GIVEN REQUEST >> Return the records in full, exactly as given.

RECORD LIST >>
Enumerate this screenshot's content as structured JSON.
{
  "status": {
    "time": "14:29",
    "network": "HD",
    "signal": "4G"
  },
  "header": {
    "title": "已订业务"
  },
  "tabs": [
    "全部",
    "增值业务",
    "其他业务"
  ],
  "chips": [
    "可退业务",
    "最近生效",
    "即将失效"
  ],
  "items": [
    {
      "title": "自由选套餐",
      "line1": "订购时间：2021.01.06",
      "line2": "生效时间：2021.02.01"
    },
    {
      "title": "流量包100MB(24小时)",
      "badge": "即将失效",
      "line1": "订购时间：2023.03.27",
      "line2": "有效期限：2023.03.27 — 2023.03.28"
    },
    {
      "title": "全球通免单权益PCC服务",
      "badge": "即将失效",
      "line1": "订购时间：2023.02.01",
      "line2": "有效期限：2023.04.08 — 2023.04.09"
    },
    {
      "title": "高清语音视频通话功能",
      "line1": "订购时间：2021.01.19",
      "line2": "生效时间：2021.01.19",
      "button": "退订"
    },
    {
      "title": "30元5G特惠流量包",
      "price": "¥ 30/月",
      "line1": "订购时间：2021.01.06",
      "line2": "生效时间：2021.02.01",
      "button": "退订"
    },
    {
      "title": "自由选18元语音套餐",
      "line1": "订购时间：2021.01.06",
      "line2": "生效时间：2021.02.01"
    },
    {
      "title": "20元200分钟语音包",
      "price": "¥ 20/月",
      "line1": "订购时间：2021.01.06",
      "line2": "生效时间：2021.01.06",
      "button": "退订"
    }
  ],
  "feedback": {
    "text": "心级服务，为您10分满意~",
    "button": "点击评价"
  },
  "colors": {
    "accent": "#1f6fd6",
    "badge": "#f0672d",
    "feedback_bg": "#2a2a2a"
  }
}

ANSWER TO THIS EXERCISE >>
Enumerate this screenshot's content as structured JSON.
{
  "status": {
    "time": "14:29",
    "network": "HD",
    "signal": "4G"
  },
  "header": {
    "title": "已订业务"
  },
  "tabs": [
    "全部",
    "增值业务",
    "其他业务"
  ],
  "chips": [
    "可退业务",
    "最近生效",
    "即将失效"
  ],
  "items": [
    {
      "title": "自由选套餐",
      "line1": "订购时间：2021.01.06",
      "line2": "生效时间：2021.02.01"
    },
    {
      "title": "流量包100MB(24小时)",
      "badge": "即将失效",
      "line1": "订购时间：2023.03.27",
      "line2": "有效期限：2023.03.27 — 2023.03.28"
    },
    {
      "title": "全球通免单权益PCC服务",
      "badge": "即将失效",
      "line1": "订购时间：2023.02.01",
      "line2": "有效期限：2023.04.08 — 2023.04.09"
    },
    {
      "title": "高清语音视频通话功能",
      "line1": "订购时间：2021.01.19",
      "line2": "生效时间：2021.01.19",
      "button": "退订"
    },
    {
      "title": "30元5G特惠流量包",
      "price": "¥ 30/月",
      "line1": "订购时间：2021.01.06",
      "line2": "生效时间：2021.02.01",
      "button": "退订"
    },
    {
      "title": "自由选18元语音套餐",
      "line1": "订购时间：2021.01.06",
      "line2": "生效时间：2021.02.01"
    },
    {
      "title": "20元200分钟语音包",
      "price": "¥ 20/月",
      "line1": "订购时间：2021.01.06",
      "line2": "生效时间：2021.01.06",
      "button": "退订"
    }
  ],
  "feedback": {
    "text": "心级服务，为您10分满意~",
    "button": "点击评价"
  },
  "colors": {
    "accent": "#1f6fd6",
    "badge": "#f0672d",
    "feedback_bg": "#2a2a2a"
  }
}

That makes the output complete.